Entries with figure data:
+ + + +
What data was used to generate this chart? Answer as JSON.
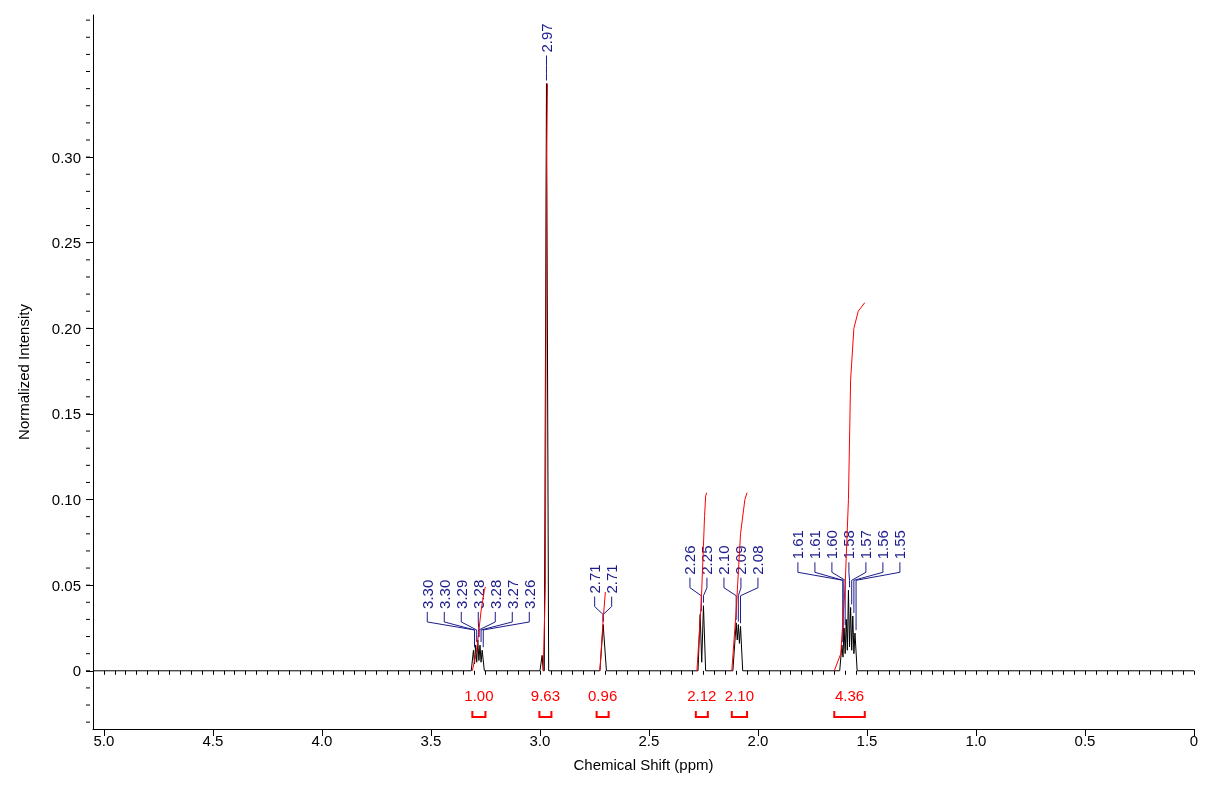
{
  "chart_data": {
    "type": "line",
    "xlabel": "Chemical Shift (ppm)",
    "ylabel": "Normalized Intensity",
    "xlim": [
      5.05,
      0
    ],
    "ylim": [
      -0.034,
      0.383
    ],
    "xticks": [
      {
        "value": 5,
        "label": "5.0"
      },
      4.5,
      {
        "value": 4,
        "label": "4.0"
      },
      3.5,
      {
        "value": 3,
        "label": "3.0"
      },
      2.5,
      {
        "value": 2,
        "label": "2.0"
      },
      1.5,
      {
        "value": 1,
        "label": "1.0"
      },
      0.5,
      0
    ],
    "yticks": [
      0,
      0.05,
      {
        "value": 0.1,
        "label": "0.10"
      },
      0.15,
      {
        "value": 0.2,
        "label": "0.20"
      },
      0.25,
      {
        "value": 0.3,
        "label": "0.30"
      }
    ],
    "grid": false,
    "marker": "none",
    "series": [
      {
        "color": "#000000",
        "x": [
          5.05,
          3.315,
          3.305,
          3.3,
          3.295,
          3.29,
          3.285,
          3.28,
          3.275,
          3.27,
          3.265,
          3.255,
          3.0,
          2.99,
          2.985,
          2.98,
          2.97,
          2.96,
          2.725,
          2.71,
          2.695,
          2.275,
          2.265,
          2.258,
          2.25,
          2.24,
          2.115,
          2.1,
          2.095,
          2.09,
          2.085,
          2.08,
          2.07,
          1.625,
          1.615,
          1.61,
          1.605,
          1.6,
          1.595,
          1.59,
          1.585,
          1.58,
          1.575,
          1.57,
          1.565,
          1.56,
          1.555,
          1.545,
          0
        ],
        "values": [
          0,
          0,
          0.012,
          0.004,
          0.015,
          0.005,
          0.018,
          0.006,
          0.015,
          0.005,
          0.012,
          0,
          0,
          0.009,
          0,
          0,
          0.343,
          0,
          0,
          0.027,
          0,
          0,
          0.033,
          0.005,
          0.038,
          0,
          0,
          0.028,
          0.018,
          0.027,
          0.016,
          0.026,
          0,
          0,
          0.015,
          0.008,
          0.025,
          0.01,
          0.03,
          0.012,
          0.047,
          0.014,
          0.037,
          0.012,
          0.032,
          0.01,
          0.022,
          0,
          0
        ]
      },
      {
        "color": "#ff0000",
        "x": [
          3.31,
          3.29,
          3.27,
          3.255,
          3.25
        ],
        "values": [
          0,
          0.012,
          0.035,
          0.047,
          0.049
        ]
      },
      {
        "color": "#ff0000",
        "x": [
          2.985,
          2.975,
          2.97,
          2.965
        ],
        "values": [
          0,
          0.05,
          0.3,
          0.343
        ]
      },
      {
        "color": "#ff0000",
        "x": [
          2.725,
          2.71,
          2.7
        ],
        "values": [
          0,
          0.03,
          0.046
        ]
      },
      {
        "color": "#ff0000",
        "x": [
          2.28,
          2.26,
          2.245,
          2.24,
          2.235
        ],
        "values": [
          0,
          0.04,
          0.09,
          0.102,
          0.104
        ]
      },
      {
        "color": "#ff0000",
        "x": [
          2.12,
          2.1,
          2.08,
          2.06,
          2.05
        ],
        "values": [
          0,
          0.035,
          0.08,
          0.1,
          0.104
        ]
      },
      {
        "color": "#ff0000",
        "x": [
          1.65,
          1.62,
          1.6,
          1.585,
          1.575,
          1.56,
          1.54,
          1.51
        ],
        "values": [
          0,
          0.01,
          0.05,
          0.1,
          0.17,
          0.2,
          0.21,
          0.215
        ]
      }
    ],
    "annotations": [
      {
        "text": "3.30",
        "x": 3.3,
        "y": 0.012
      },
      {
        "text": "3.30",
        "x": 3.3,
        "y": 0.012
      },
      {
        "text": "3.29",
        "x": 3.29,
        "y": 0.015
      },
      {
        "text": "3.28",
        "x": 3.28,
        "y": 0.018
      },
      {
        "text": "3.28",
        "x": 3.28,
        "y": 0.018
      },
      {
        "text": "3.27",
        "x": 3.27,
        "y": 0.015
      },
      {
        "text": "3.26",
        "x": 3.26,
        "y": 0.012
      },
      {
        "text": "2.97",
        "x": 2.97,
        "y": 0.343
      },
      {
        "text": "2.71",
        "x": 2.71,
        "y": 0.027
      },
      {
        "text": "2.71",
        "x": 2.71,
        "y": 0.027
      },
      {
        "text": "2.26",
        "x": 2.26,
        "y": 0.033
      },
      {
        "text": "2.25",
        "x": 2.25,
        "y": 0.038
      },
      {
        "text": "2.10",
        "x": 2.1,
        "y": 0.028
      },
      {
        "text": "2.09",
        "x": 2.09,
        "y": 0.027
      },
      {
        "text": "2.08",
        "x": 2.08,
        "y": 0.026
      },
      {
        "text": "1.61",
        "x": 1.61,
        "y": 0.015
      },
      {
        "text": "1.61",
        "x": 1.61,
        "y": 0.015
      },
      {
        "text": "1.60",
        "x": 1.6,
        "y": 0.025
      },
      {
        "text": "1.58",
        "x": 1.58,
        "y": 0.047
      },
      {
        "text": "1.57",
        "x": 1.57,
        "y": 0.037
      },
      {
        "text": "1.56",
        "x": 1.56,
        "y": 0.032
      },
      {
        "text": "1.55",
        "x": 1.55,
        "y": 0.022
      },
      "1.00",
      "9.63",
      "0.96",
      "2.12",
      "2.10",
      "4.36"
    ]
  }
}
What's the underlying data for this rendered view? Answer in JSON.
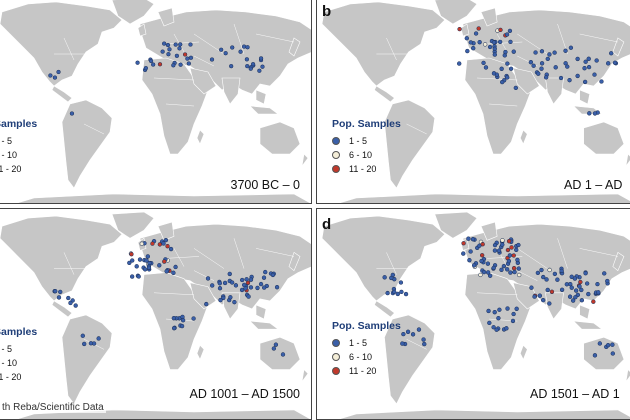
{
  "panels": [
    {
      "id": "a",
      "letter": "",
      "period": "3700 BC – 0",
      "legend_title": "Samples"
    },
    {
      "id": "b",
      "letter": "b",
      "period": "AD 1 – AD",
      "legend_title": "Pop. Samples"
    },
    {
      "id": "c",
      "letter": "",
      "period": "AD 1001 – AD 1500",
      "legend_title": "Samples"
    },
    {
      "id": "d",
      "letter": "d",
      "period": "AD 1501 – AD 1",
      "legend_title": "Pop. Samples"
    }
  ],
  "legend_bins": [
    {
      "label": "1 - 5",
      "color": "#3a5fa8"
    },
    {
      "label": "6 - 10",
      "color": "#f4eed8"
    },
    {
      "label": "11 - 20",
      "color": "#c0392b"
    }
  ],
  "legend_bins_cut": [
    {
      "label": "1 - 5"
    },
    {
      "label": "6 - 10"
    },
    {
      "label": "11 - 20"
    }
  ],
  "colors": {
    "land": "#c6c6c6",
    "ocean": "#ffffff",
    "low": "#3a5fa8",
    "mid": "#f4eed8",
    "high": "#c0392b"
  },
  "credit": "th Reba/Scientific Data"
}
+ + + +
Task to carry out: Copy out every line of the listing that contains the string "What".

Solution for this task:
What data was used to generate this chart? Answer as JSON.
What's the underlying data for this rendered view? Answer in JSON.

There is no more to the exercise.